## Goal
Write out the entire listing below exactly as it appears, minus any pictures.

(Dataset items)
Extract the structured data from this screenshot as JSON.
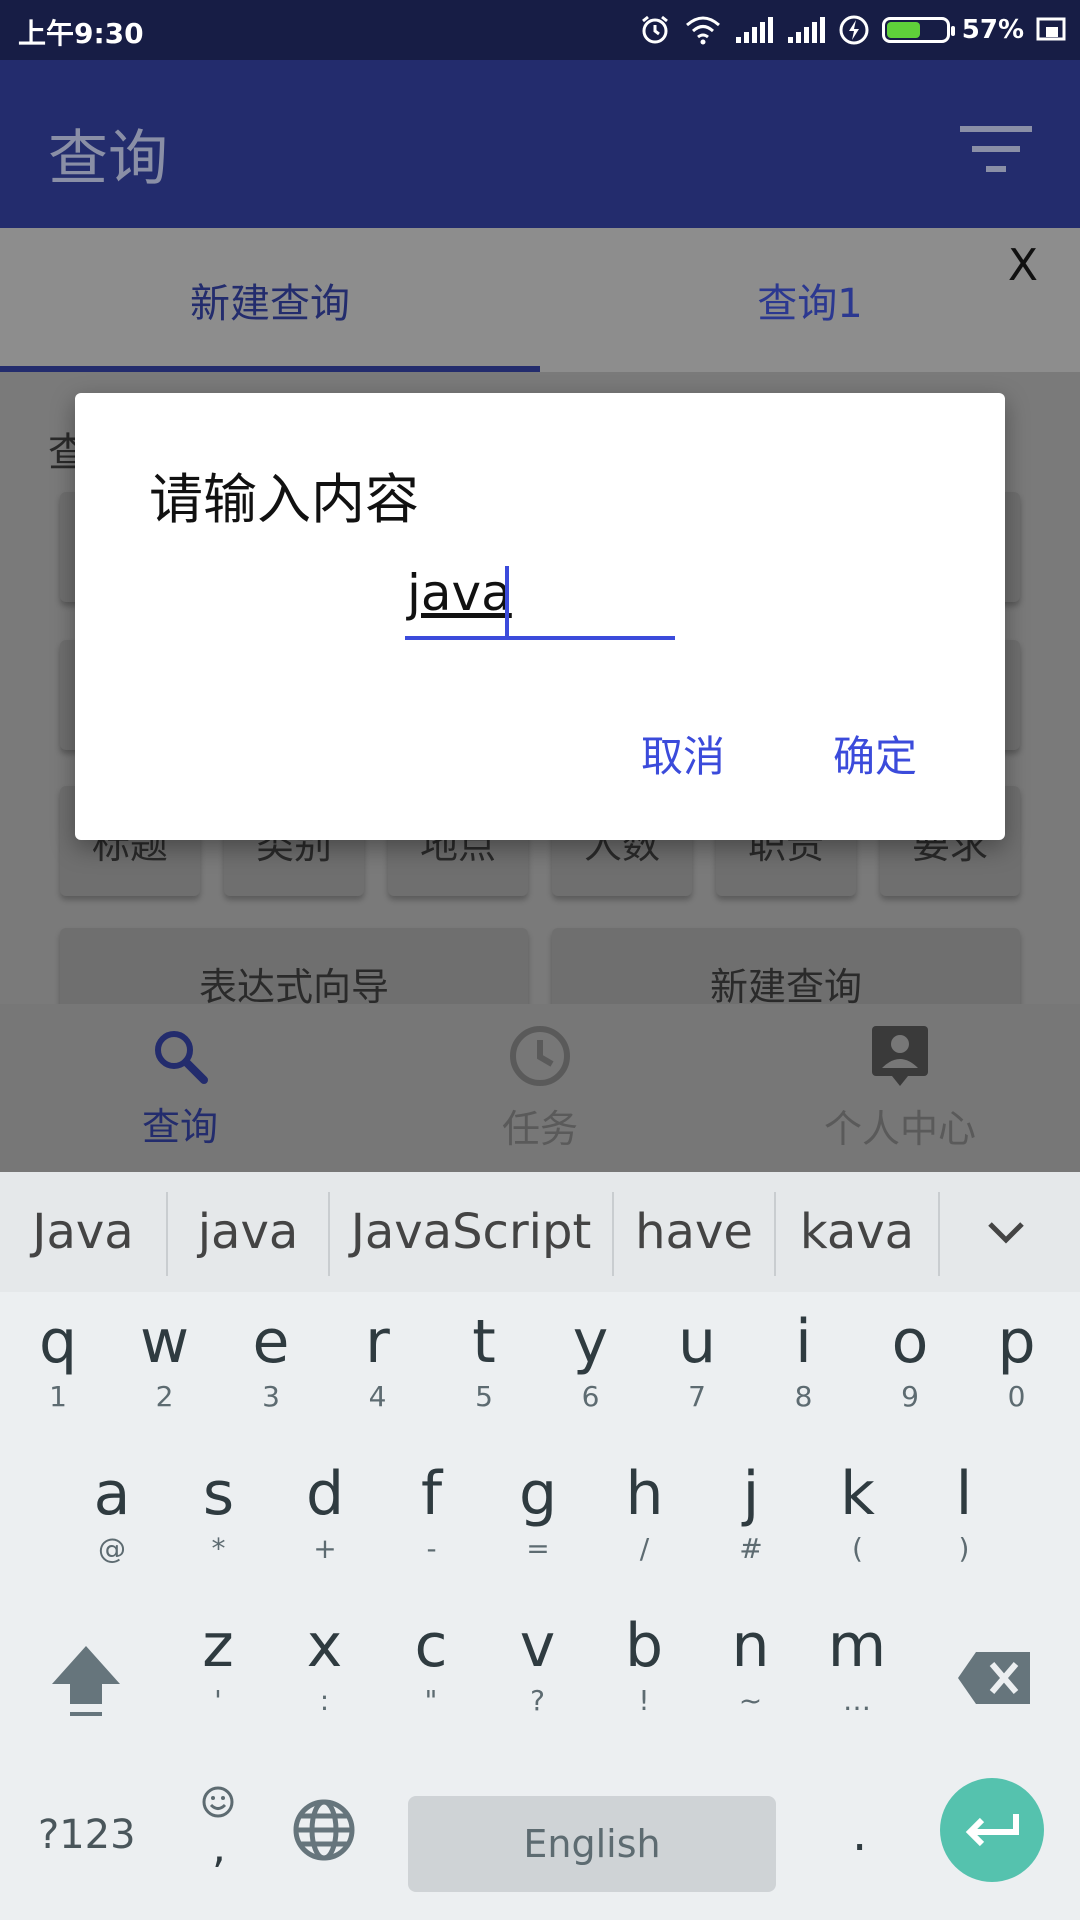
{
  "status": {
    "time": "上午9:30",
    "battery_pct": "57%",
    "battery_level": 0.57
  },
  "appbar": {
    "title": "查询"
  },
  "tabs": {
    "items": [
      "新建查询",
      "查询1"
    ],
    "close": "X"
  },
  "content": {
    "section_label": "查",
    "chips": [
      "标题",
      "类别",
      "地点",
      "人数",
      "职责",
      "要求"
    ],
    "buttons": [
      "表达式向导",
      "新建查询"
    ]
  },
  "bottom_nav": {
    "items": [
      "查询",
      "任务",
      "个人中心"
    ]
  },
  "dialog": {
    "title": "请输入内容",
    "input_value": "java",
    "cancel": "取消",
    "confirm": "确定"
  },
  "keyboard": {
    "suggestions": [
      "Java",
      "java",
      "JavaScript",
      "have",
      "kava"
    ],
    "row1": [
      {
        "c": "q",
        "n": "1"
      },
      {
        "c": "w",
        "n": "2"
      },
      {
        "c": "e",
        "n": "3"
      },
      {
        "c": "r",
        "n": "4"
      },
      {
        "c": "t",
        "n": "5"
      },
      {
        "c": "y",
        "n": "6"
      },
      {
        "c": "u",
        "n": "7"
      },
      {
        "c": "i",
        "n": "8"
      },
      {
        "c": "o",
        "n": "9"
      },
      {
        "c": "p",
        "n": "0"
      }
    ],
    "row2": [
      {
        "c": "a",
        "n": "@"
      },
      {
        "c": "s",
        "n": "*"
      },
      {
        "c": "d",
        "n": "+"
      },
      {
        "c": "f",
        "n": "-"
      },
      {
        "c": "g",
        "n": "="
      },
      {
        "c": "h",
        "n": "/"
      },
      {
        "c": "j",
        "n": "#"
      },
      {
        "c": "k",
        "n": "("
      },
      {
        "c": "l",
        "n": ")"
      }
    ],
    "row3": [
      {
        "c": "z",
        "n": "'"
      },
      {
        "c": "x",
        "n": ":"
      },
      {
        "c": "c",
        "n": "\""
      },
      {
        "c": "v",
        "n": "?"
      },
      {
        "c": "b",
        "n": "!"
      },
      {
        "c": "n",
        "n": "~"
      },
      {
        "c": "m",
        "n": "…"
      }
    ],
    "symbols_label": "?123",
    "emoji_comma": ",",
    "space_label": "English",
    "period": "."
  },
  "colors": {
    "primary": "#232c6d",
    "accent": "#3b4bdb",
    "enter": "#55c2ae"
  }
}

## Exercise solution
Extract the structured data from this screenshot as JSON.
{
  "status": {
    "time": "上午9:30",
    "battery_pct": "57%",
    "battery_level": 0.57
  },
  "appbar": {
    "title": "查询"
  },
  "tabs": {
    "items": [
      "新建查询",
      "查询1"
    ],
    "close": "X"
  },
  "content": {
    "section_label": "查",
    "chips": [
      "标题",
      "类别",
      "地点",
      "人数",
      "职责",
      "要求"
    ],
    "buttons": [
      "表达式向导",
      "新建查询"
    ]
  },
  "bottom_nav": {
    "items": [
      "查询",
      "任务",
      "个人中心"
    ]
  },
  "dialog": {
    "title": "请输入内容",
    "input_value": "java",
    "cancel": "取消",
    "confirm": "确定"
  },
  "keyboard": {
    "suggestions": [
      "Java",
      "java",
      "JavaScript",
      "have",
      "kava"
    ],
    "row1": [
      {
        "c": "q",
        "n": "1"
      },
      {
        "c": "w",
        "n": "2"
      },
      {
        "c": "e",
        "n": "3"
      },
      {
        "c": "r",
        "n": "4"
      },
      {
        "c": "t",
        "n": "5"
      },
      {
        "c": "y",
        "n": "6"
      },
      {
        "c": "u",
        "n": "7"
      },
      {
        "c": "i",
        "n": "8"
      },
      {
        "c": "o",
        "n": "9"
      },
      {
        "c": "p",
        "n": "0"
      }
    ],
    "row2": [
      {
        "c": "a",
        "n": "@"
      },
      {
        "c": "s",
        "n": "*"
      },
      {
        "c": "d",
        "n": "+"
      },
      {
        "c": "f",
        "n": "-"
      },
      {
        "c": "g",
        "n": "="
      },
      {
        "c": "h",
        "n": "/"
      },
      {
        "c": "j",
        "n": "#"
      },
      {
        "c": "k",
        "n": "("
      },
      {
        "c": "l",
        "n": ")"
      }
    ],
    "row3": [
      {
        "c": "z",
        "n": "'"
      },
      {
        "c": "x",
        "n": ":"
      },
      {
        "c": "c",
        "n": "\""
      },
      {
        "c": "v",
        "n": "?"
      },
      {
        "c": "b",
        "n": "!"
      },
      {
        "c": "n",
        "n": "~"
      },
      {
        "c": "m",
        "n": "…"
      }
    ],
    "symbols_label": "?123",
    "emoji_comma": ",",
    "space_label": "English",
    "period": "."
  },
  "colors": {
    "primary": "#232c6d",
    "accent": "#3b4bdb",
    "enter": "#55c2ae"
  }
}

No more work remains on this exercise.